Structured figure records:
::::::::::

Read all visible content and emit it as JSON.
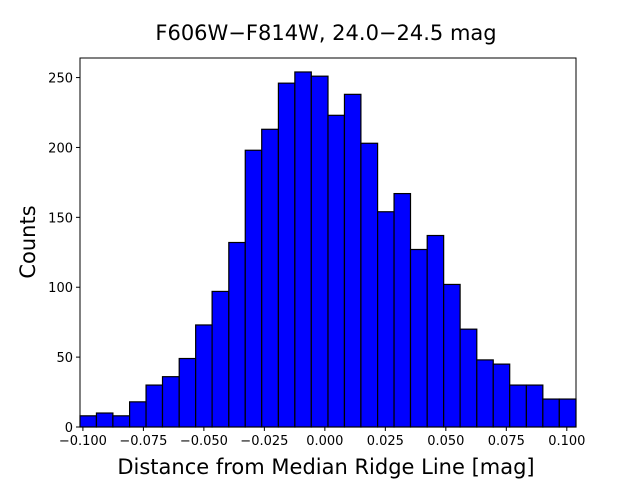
{
  "chart_data": {
    "type": "histogram",
    "title": "F606W−F814W, 24.0−24.5 mag",
    "x_label": "Distance from Median Ridge Line [mag]",
    "y_label": "Counts",
    "bins": [
      -0.1012,
      -0.0944,
      -0.0876,
      -0.0807,
      -0.0739,
      -0.0671,
      -0.0602,
      -0.0534,
      -0.0466,
      -0.0397,
      -0.0329,
      -0.0261,
      -0.0192,
      -0.0124,
      -0.0056,
      0.0013,
      0.0081,
      0.0149,
      0.0218,
      0.0286,
      0.0354,
      0.0423,
      0.0491,
      0.0559,
      0.0628,
      0.0696,
      0.0764,
      0.0833,
      0.0901,
      0.0969,
      0.1038
    ],
    "values": [
      8,
      10,
      8,
      18,
      30,
      36,
      49,
      73,
      97,
      132,
      198,
      213,
      246,
      254,
      251,
      223,
      238,
      203,
      154,
      167,
      127,
      137,
      102,
      70,
      48,
      45,
      30,
      30,
      20,
      20
    ],
    "color": "#0000ff",
    "xlim": [
      -0.1012,
      0.1038
    ],
    "ylim": [
      0,
      264
    ],
    "xticks": [
      {
        "value": -0.1,
        "label": "−0.100"
      },
      {
        "value": -0.075,
        "label": "−0.075"
      },
      {
        "value": -0.05,
        "label": "−0.050"
      },
      {
        "value": -0.025,
        "label": "−0.025"
      },
      {
        "value": 0,
        "label": "0.000"
      },
      {
        "value": 0.025,
        "label": "0.025"
      },
      {
        "value": 0.05,
        "label": "0.050"
      },
      {
        "value": 0.075,
        "label": "0.075"
      },
      {
        "value": 0.1,
        "label": "0.100"
      }
    ],
    "yticks": [
      0,
      50,
      100,
      150,
      200,
      250
    ]
  }
}
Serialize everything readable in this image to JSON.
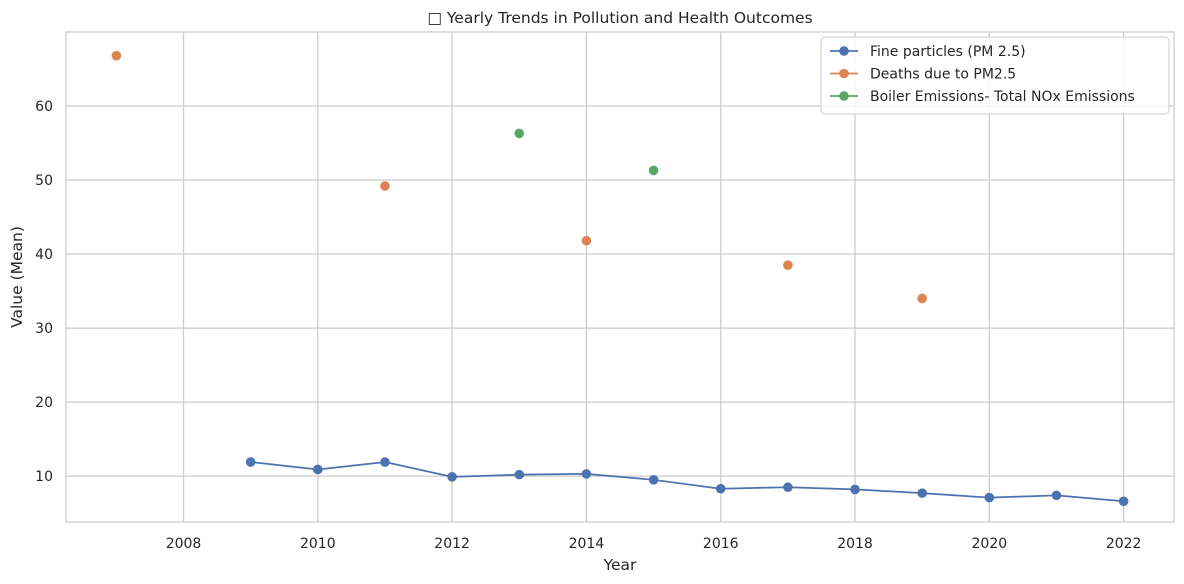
{
  "chart_data": {
    "type": "line",
    "title": "□ Yearly Trends in Pollution and Health Outcomes",
    "xlabel": "Year",
    "ylabel": "Value (Mean)",
    "xlim": [
      2006.25,
      2022.75
    ],
    "ylim": [
      3.8,
      70
    ],
    "xticks": [
      2008,
      2010,
      2012,
      2014,
      2016,
      2018,
      2020,
      2022
    ],
    "yticks": [
      10,
      20,
      30,
      40,
      50,
      60
    ],
    "grid": true,
    "legend_position": "top-right",
    "series": [
      {
        "name": "Fine particles (PM 2.5)",
        "color": "#4c72b0",
        "x": [
          2009,
          2010,
          2011,
          2012,
          2013,
          2014,
          2015,
          2016,
          2017,
          2018,
          2019,
          2020,
          2021,
          2022
        ],
        "y": [
          11.9,
          10.9,
          11.9,
          9.9,
          10.2,
          10.3,
          9.5,
          8.3,
          8.5,
          8.2,
          7.7,
          7.1,
          7.4,
          6.6
        ]
      },
      {
        "name": "Deaths due to PM2.5",
        "color": "#dd8452",
        "x": [
          2007,
          2011,
          2014,
          2017,
          2019
        ],
        "y": [
          66.8,
          49.2,
          41.8,
          38.5,
          34.0
        ]
      },
      {
        "name": "Boiler Emissions- Total NOx Emissions",
        "color": "#55a868",
        "x": [
          2013,
          2015
        ],
        "y": [
          56.3,
          51.3
        ]
      }
    ]
  }
}
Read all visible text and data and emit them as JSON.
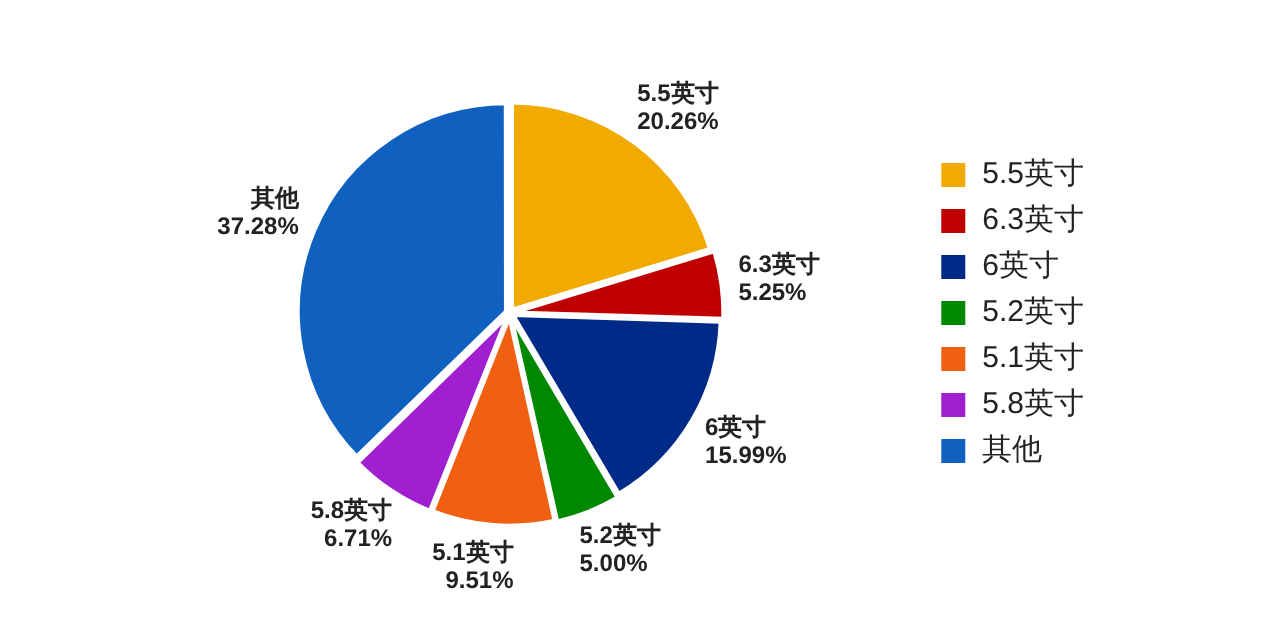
{
  "chart_data": {
    "type": "pie",
    "categories": [
      "5.5英寸",
      "6.3英寸",
      "6英寸",
      "5.2英寸",
      "5.1英寸",
      "5.8英寸",
      "其他"
    ],
    "values": [
      20.26,
      5.25,
      15.99,
      5.0,
      9.51,
      6.71,
      37.28
    ],
    "value_labels": [
      "20.26%",
      "5.25%",
      "15.99%",
      "5.00%",
      "9.51%",
      "6.71%",
      "37.28%"
    ],
    "colors": [
      "#f0aa00",
      "#c00000",
      "#002a88",
      "#008800",
      "#f06010",
      "#a020d0",
      "#1060c0"
    ],
    "legend": "right"
  }
}
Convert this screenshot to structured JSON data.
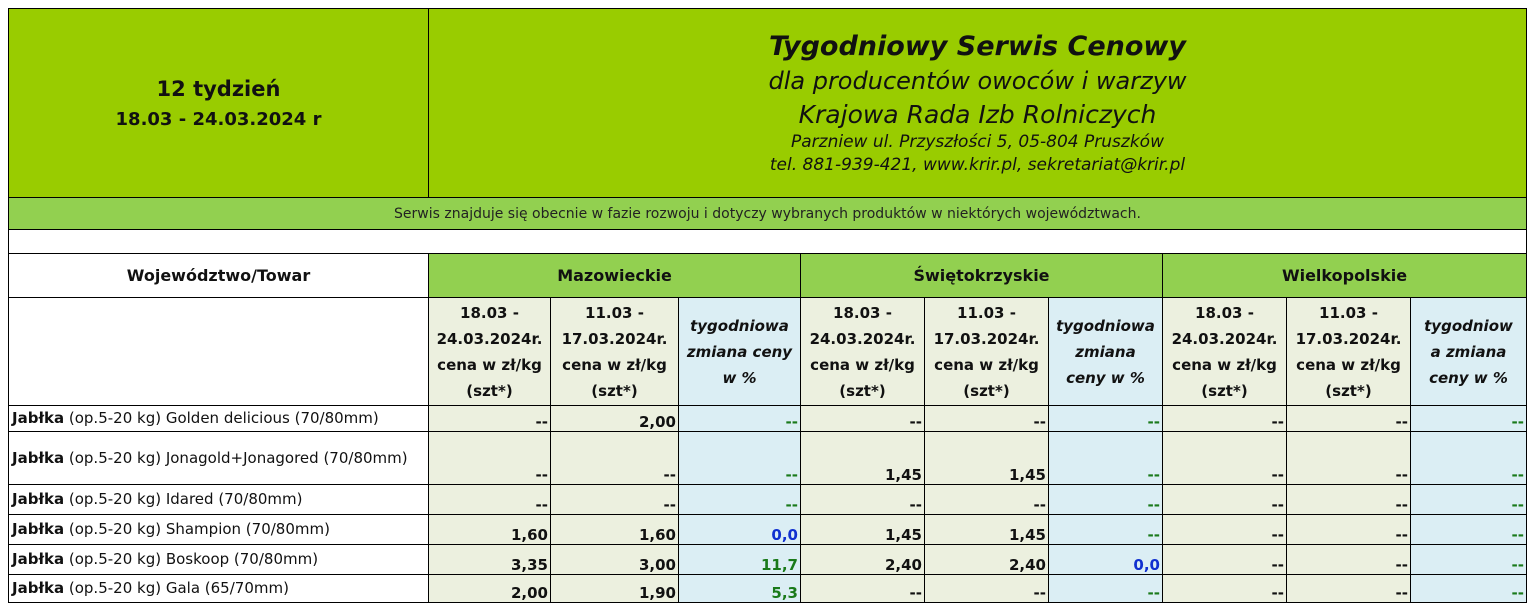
{
  "header": {
    "week": "12 tydzień",
    "dates": "18.03 - 24.03.2024 r",
    "title": "Tygodniowy Serwis Cenowy",
    "subtitle": "dla producentów owoców i warzyw",
    "org": "Krajowa Rada Izb Rolniczych",
    "address": "Parzniew ul. Przyszłości 5, 05-804 Pruszków",
    "contact": "tel. 881-939-421, www.krir.pl, sekretariat@krir.pl"
  },
  "notice": "Serwis znajduje się obecnie w fazie rozwoju i dotyczy wybranych produktów w niektórych województwach.",
  "table": {
    "corner": "Województwo/Towar",
    "regions": [
      "Mazowieckie",
      "Świętokrzyskie",
      "Wielkopolskie"
    ],
    "subheaders": [
      [
        "18.03 -",
        "24.03.2024r.",
        "cena w zł/kg",
        "(szt*)"
      ],
      [
        "11.03 -",
        "17.03.2024r.",
        "cena w zł/kg",
        "(szt*)"
      ],
      [
        "tygodniowa",
        "zmiana ceny",
        "w %"
      ],
      [
        "18.03 -",
        "24.03.2024r.",
        "cena w zł/kg",
        "(szt*)"
      ],
      [
        "11.03 -",
        "17.03.2024r.",
        "cena w zł/kg",
        "(szt*)"
      ],
      [
        "tygodniowa",
        "zmiana",
        "ceny w %"
      ],
      [
        "18.03 -",
        "24.03.2024r.",
        "cena w zł/kg",
        "(szt*)"
      ],
      [
        "11.03 -",
        "17.03.2024r.",
        "cena w zł/kg",
        "(szt*)"
      ],
      [
        "tygodniow",
        "a zmiana",
        "ceny w %"
      ]
    ],
    "rows": [
      {
        "bold": "Jabłka",
        "rest": " (op.5-20 kg) Golden delicious (70/80mm)",
        "values": [
          "--",
          "2,00",
          "--",
          "--",
          "--",
          "--",
          "--",
          "--",
          "--"
        ]
      },
      {
        "bold": "Jabłka",
        "rest": " (op.5-20 kg) Jonagold+Jonagored (70/80mm)",
        "values": [
          "--",
          "--",
          "--",
          "1,45",
          "1,45",
          "--",
          "--",
          "--",
          "--"
        ]
      },
      {
        "bold": "Jabłka",
        "rest": " (op.5-20 kg) Idared (70/80mm)",
        "values": [
          "--",
          "--",
          "--",
          "--",
          "--",
          "--",
          "--",
          "--",
          "--"
        ]
      },
      {
        "bold": "Jabłka",
        "rest": " (op.5-20 kg) Shampion (70/80mm)",
        "values": [
          "1,60",
          "1,60",
          "0,0",
          "1,45",
          "1,45",
          "--",
          "--",
          "--",
          "--"
        ]
      },
      {
        "bold": "Jabłka",
        "rest": " (op.5-20 kg) Boskoop (70/80mm)",
        "values": [
          "3,35",
          "3,00",
          "11,7",
          "2,40",
          "2,40",
          "0,0",
          "--",
          "--",
          "--"
        ]
      },
      {
        "bold": "Jabłka",
        "rest": " (op.5-20 kg) Gala (65/70mm)",
        "values": [
          "2,00",
          "1,90",
          "5,3",
          "--",
          "--",
          "--",
          "--",
          "--",
          "--"
        ]
      }
    ],
    "change_colors": {
      "positive": "#1a7a1a",
      "zero": "#1030d0",
      "none": "#1a7a1a"
    }
  }
}
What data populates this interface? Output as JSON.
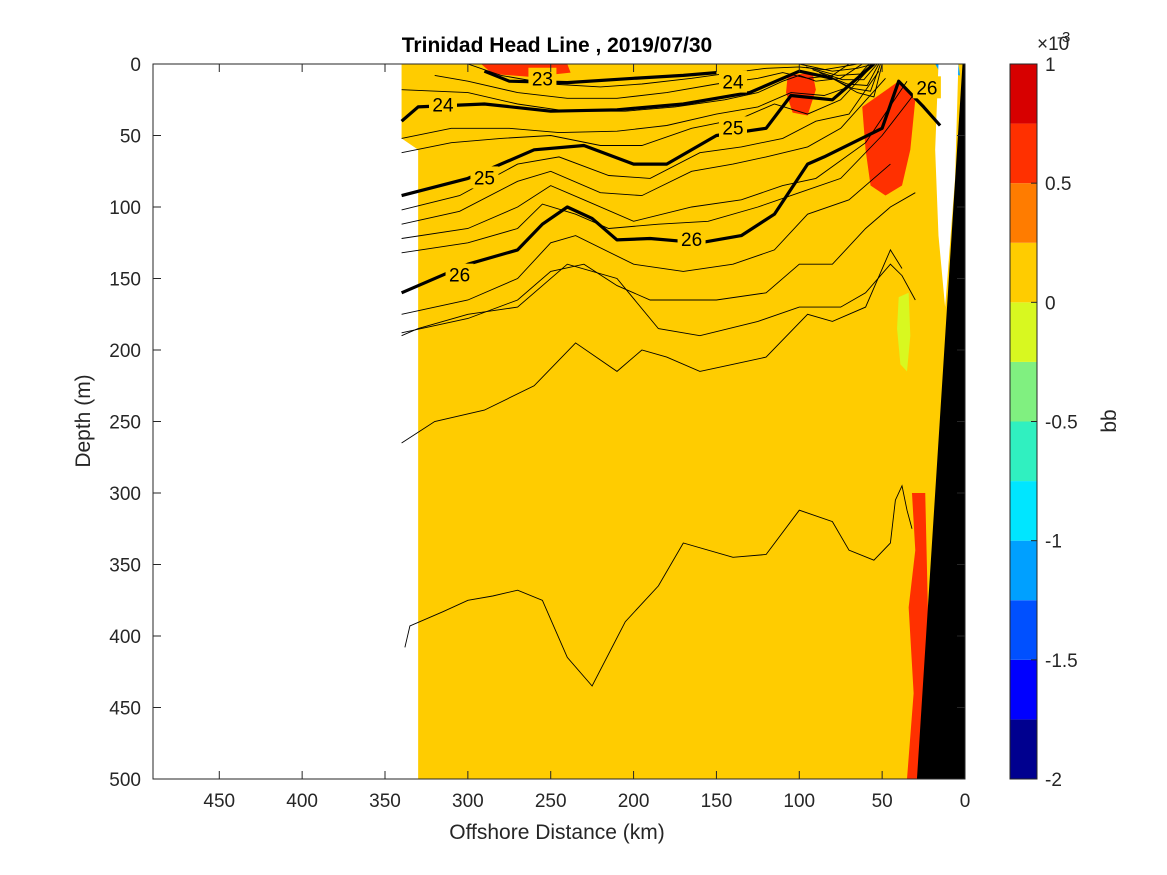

::::::::::

- [What is being asked]: Where a line above includes "rest", copy that line.

- [In response]:
        "rest": " (op.5-20 kg) Golden delicious (70/80mm)",
        "rest": " (op.5-20 kg) Jonagold+Jonagored (70/80mm)",
        "rest": " (op.5-20 kg) Idared (70/80mm)",
        "rest": " (op.5-20 kg) Shampion (70/80mm)",
        "rest": " (op.5-20 kg) Boskoop (70/80mm)",
        "rest": " (op.5-20 kg) Gala (65/70mm)",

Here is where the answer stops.